▶ _DIRECTIVE_
Transcribe the full listing exactly, and drop every picture.

Dataset items
*****

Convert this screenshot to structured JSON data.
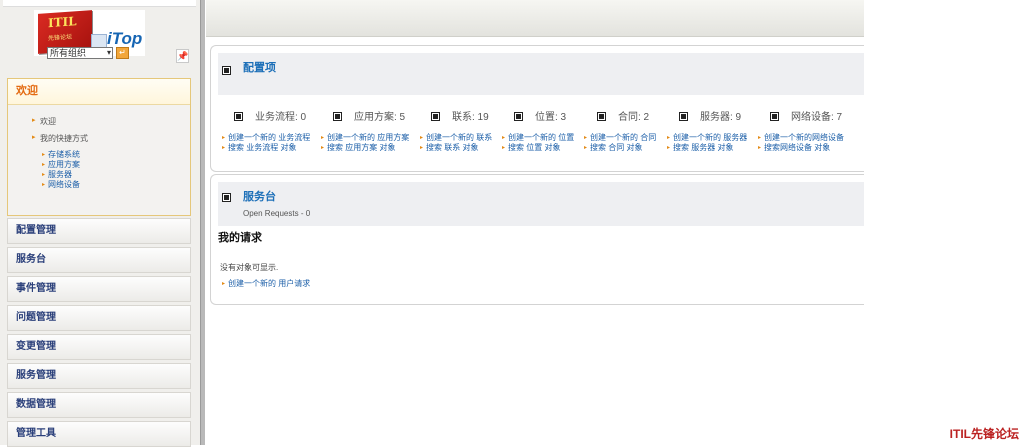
{
  "logo": {
    "flag_text": "ITIL",
    "flag_subtext": "先锋论坛",
    "brand_text": "iTop"
  },
  "org_selector": {
    "value": "所有组织"
  },
  "welcome_panel": {
    "title": "欢迎",
    "items": [
      "欢迎",
      "我的快捷方式"
    ],
    "shortcuts": [
      "存储系统",
      "应用方案",
      "服务器",
      "网络设备"
    ]
  },
  "menu": [
    "配置管理",
    "服务台",
    "事件管理",
    "问题管理",
    "变更管理",
    "服务管理",
    "数据管理",
    "管理工具"
  ],
  "config_panel": {
    "title": "配置项",
    "stats": [
      {
        "label": "业务流程: 0"
      },
      {
        "label": "应用方案: 5"
      },
      {
        "label": "联系: 19"
      },
      {
        "label": "位置: 3"
      },
      {
        "label": "合同: 2"
      },
      {
        "label": "服务器: 9"
      },
      {
        "label": "网络设备: 7"
      }
    ],
    "actions": [
      {
        "create": "创建一个新的 业务流程",
        "search": "搜索 业务流程 对象"
      },
      {
        "create": "创建一个新的 应用方案",
        "search": "搜索 应用方案 对象"
      },
      {
        "create": "创建一个新的 联系",
        "search": "搜索 联系 对象"
      },
      {
        "create": "创建一个新的 位置",
        "search": "搜索 位置 对象"
      },
      {
        "create": "创建一个新的 合同",
        "search": "搜索 合同 对象"
      },
      {
        "create": "创建一个新的 服务器",
        "search": "搜索 服务器 对象"
      },
      {
        "create": "创建一个新的网络设备",
        "search": "搜索网络设备 对象"
      }
    ]
  },
  "service_panel": {
    "title": "服务台",
    "subtitle": "Open Requests - 0",
    "my_requests": "我的请求",
    "empty_text": "没有对象可显示.",
    "create_link": "创建一个新的 用户请求"
  },
  "footer": {
    "brand": "ITIL先锋论坛"
  }
}
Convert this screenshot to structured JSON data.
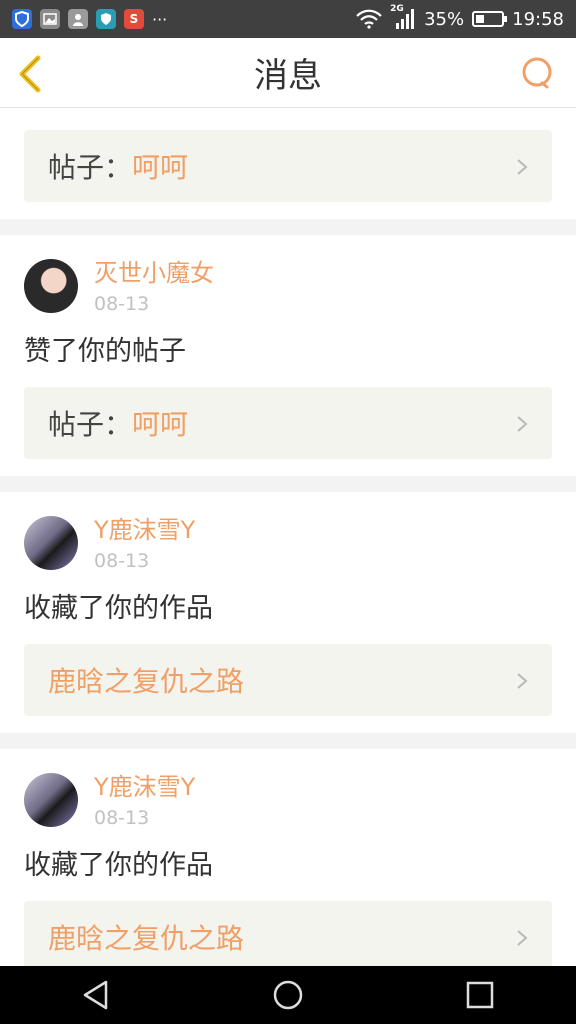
{
  "status_bar": {
    "icons": [
      "shield-icon",
      "image-icon",
      "contact-icon",
      "security-icon",
      "app-s-icon"
    ],
    "more": "···",
    "network": "2G",
    "battery": "35%",
    "battery_level": 0.35,
    "time": "19:58"
  },
  "header": {
    "title": "消息"
  },
  "partial_card": {
    "ref_prefix": "帖子：",
    "ref_value": "呵呵"
  },
  "notifications": [
    {
      "user": "灭世小魔女",
      "date": "08-13",
      "action": "赞了你的帖子",
      "ref_prefix": "帖子：",
      "ref_value": "呵呵"
    },
    {
      "user": "Y鹿沫雪Y",
      "date": "08-13",
      "action": "收藏了你的作品",
      "ref_prefix": "",
      "ref_value": "鹿晗之复仇之路"
    },
    {
      "user": "Y鹿沫雪Y",
      "date": "08-13",
      "action": "收藏了你的作品",
      "ref_prefix": "",
      "ref_value": "鹿晗之复仇之路"
    }
  ],
  "colors": {
    "accent": "#f0a067",
    "back": "#f0c020"
  }
}
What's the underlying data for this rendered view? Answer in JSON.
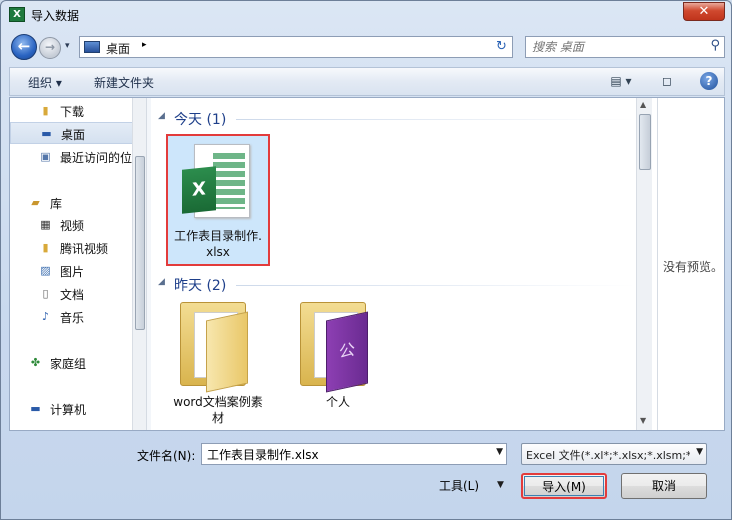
{
  "window": {
    "title": "导入数据",
    "app_icon": "X",
    "close_glyph": "✕"
  },
  "nav": {
    "back_glyph": "←",
    "forward_glyph": "→",
    "history_glyph": "▾",
    "refresh_glyph": "↻"
  },
  "address": {
    "location": "桌面",
    "separator": "▸"
  },
  "search": {
    "placeholder": "搜索 桌面"
  },
  "toolbar": {
    "organize": "组织 ▾",
    "new_folder": "新建文件夹",
    "view_glyph": "▤ ▾",
    "pane_glyph": "◻",
    "help_glyph": "?"
  },
  "sidebar": {
    "items": [
      {
        "label": "下载",
        "icon": "folder-icon"
      },
      {
        "label": "桌面",
        "icon": "desktop-icon"
      },
      {
        "label": "最近访问的位置",
        "icon": "recent-places-icon"
      },
      {
        "label": "库",
        "icon": "library-icon"
      },
      {
        "label": "视频",
        "icon": "video-icon"
      },
      {
        "label": "腾讯视频",
        "icon": "folder-icon"
      },
      {
        "label": "图片",
        "icon": "picture-icon"
      },
      {
        "label": "文档",
        "icon": "document-icon"
      },
      {
        "label": "音乐",
        "icon": "music-icon"
      },
      {
        "label": "家庭组",
        "icon": "homegroup-icon"
      },
      {
        "label": "计算机",
        "icon": "computer-icon"
      }
    ]
  },
  "groups": {
    "today": {
      "title": "今天 (1)"
    },
    "yesterday": {
      "title": "昨天 (2)"
    }
  },
  "files": {
    "excel": {
      "name_line1": "工作表目录制作.",
      "name_line2": "xlsx",
      "badge": "X"
    },
    "folder1": {
      "name_line1": "word文档案例素",
      "name_line2": "材"
    },
    "folder2": {
      "name_line1": "个人",
      "cover_text": "公"
    }
  },
  "preview": {
    "text": "没有预览。"
  },
  "bottom": {
    "filename_label": "文件名(N):",
    "filename_value": "工作表目录制作.xlsx",
    "filetype_value": "Excel 文件(*.xl*;*.xlsx;*.xlsm;*.",
    "tools_label": "工具(L)",
    "import_label": "导入(M)",
    "cancel_label": "取消"
  }
}
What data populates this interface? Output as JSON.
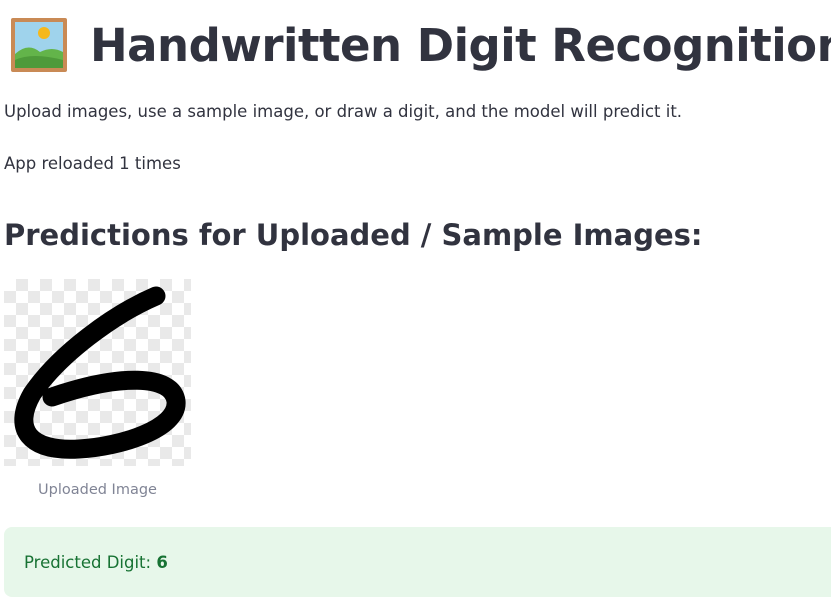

*****

▶ _EXERCISE RESULT_
Convert this screenshot to structured JSON data.
{
  "logo": {
    "flag_text": "ITIL",
    "flag_subtext": "先锋论坛",
    "brand_text": "iTop"
  },
  "org_selector": {
    "value": "所有组织"
  },
  "welcome_panel": {
    "title": "欢迎",
    "items": [
      "欢迎",
      "我的快捷方式"
    ],
    "shortcuts": [
      "存储系统",
      "应用方案",
      "服务器",
      "网络设备"
    ]
  },
  "menu": [
    "配置管理",
    "服务台",
    "事件管理",
    "问题管理",
    "变更管理",
    "服务管理",
    "数据管理",
    "管理工具"
  ],
  "config_panel": {
    "title": "配置项",
    "stats": [
      {
        "label": "业务流程: 0"
      },
      {
        "label": "应用方案: 5"
      },
      {
        "label": "联系: 19"
      },
      {
        "label": "位置: 3"
      },
      {
        "label": "合同: 2"
      },
      {
        "label": "服务器: 9"
      },
      {
        "label": "网络设备: 7"
      }
    ],
    "actions": [
      {
        "create": "创建一个新的 业务流程",
        "search": "搜索 业务流程 对象"
      },
      {
        "create": "创建一个新的 应用方案",
        "search": "搜索 应用方案 对象"
      },
      {
        "create": "创建一个新的 联系",
        "search": "搜索 联系 对象"
      },
      {
        "create": "创建一个新的 位置",
        "search": "搜索 位置 对象"
      },
      {
        "create": "创建一个新的 合同",
        "search": "搜索 合同 对象"
      },
      {
        "create": "创建一个新的 服务器",
        "search": "搜索 服务器 对象"
      },
      {
        "create": "创建一个新的网络设备",
        "search": "搜索网络设备 对象"
      }
    ]
  },
  "service_panel": {
    "title": "服务台",
    "subtitle": "Open Requests - 0",
    "my_requests": "我的请求",
    "empty_text": "没有对象可显示.",
    "create_link": "创建一个新的 用户请求"
  },
  "footer": {
    "brand": "ITIL先锋论坛"
  }
}
Convert this screenshot to structured JSON data.
{
  "status_bar": {
    "icons": [
      "shield-icon",
      "image-icon",
      "contact-icon",
      "security-icon",
      "app-s-icon"
    ],
    "more": "···",
    "network": "2G",
    "battery": "35%",
    "battery_level": 0.35,
    "time": "19:58"
  },
  "header": {
    "title": "消息"
  },
  "partial_card": {
    "ref_prefix": "帖子：",
    "ref_value": "呵呵"
  },
  "notifications": [
    {
      "user": "灭世小魔女",
      "date": "08-13",
      "action": "赞了你的帖子",
      "ref_prefix": "帖子：",
      "ref_value": "呵呵"
    },
    {
      "user": "Y鹿沫雪Y",
      "date": "08-13",
      "action": "收藏了你的作品",
      "ref_prefix": "",
      "ref_value": "鹿晗之复仇之路"
    },
    {
      "user": "Y鹿沫雪Y",
      "date": "08-13",
      "action": "收藏了你的作品",
      "ref_prefix": "",
      "ref_value": "鹿晗之复仇之路"
    }
  ],
  "colors": {
    "accent": "#f0a067",
    "back": "#f0c020"
  }
}
What's the underlying data for this rendered view? Answer in JSON.
{
  "window": {
    "title": "导入数据",
    "app_icon": "X",
    "close_glyph": "✕"
  },
  "nav": {
    "back_glyph": "←",
    "forward_glyph": "→",
    "history_glyph": "▾",
    "refresh_glyph": "↻"
  },
  "address": {
    "location": "桌面",
    "separator": "▸"
  },
  "search": {
    "placeholder": "搜索 桌面"
  },
  "toolbar": {
    "organize": "组织 ▾",
    "new_folder": "新建文件夹",
    "view_glyph": "▤ ▾",
    "pane_glyph": "◻",
    "help_glyph": "?"
  },
  "sidebar": {
    "items": [
      {
        "label": "下载",
        "icon": "folder-icon"
      },
      {
        "label": "桌面",
        "icon": "desktop-icon"
      },
      {
        "label": "最近访问的位置",
        "icon": "recent-places-icon"
      },
      {
        "label": "库",
        "icon": "library-icon"
      },
      {
        "label": "视频",
        "icon": "video-icon"
      },
      {
        "label": "腾讯视频",
        "icon": "folder-icon"
      },
      {
        "label": "图片",
        "icon": "picture-icon"
      },
      {
        "label": "文档",
        "icon": "document-icon"
      },
      {
        "label": "音乐",
        "icon": "music-icon"
      },
      {
        "label": "家庭组",
        "icon": "homegroup-icon"
      },
      {
        "label": "计算机",
        "icon": "computer-icon"
      }
    ]
  },
  "groups": {
    "today": {
      "title": "今天 (1)"
    },
    "yesterday": {
      "title": "昨天 (2)"
    }
  },
  "files": {
    "excel": {
      "name_line1": "工作表目录制作.",
      "name_line2": "xlsx",
      "badge": "X"
    },
    "folder1": {
      "name_line1": "word文档案例素",
      "name_line2": "材"
    },
    "folder2": {
      "name_line1": "个人",
      "cover_text": "公"
    }
  },
  "preview": {
    "text": "没有预览。"
  },
  "bottom": {
    "filename_label": "文件名(N):",
    "filename_value": "工作表目录制作.xlsx",
    "filetype_value": "Excel 文件(*.xl*;*.xlsx;*.xlsm;*.",
    "tools_label": "工具(L)",
    "import_label": "导入(M)",
    "cancel_label": "取消"
  }
}
What data populates this interface? Output as JSON.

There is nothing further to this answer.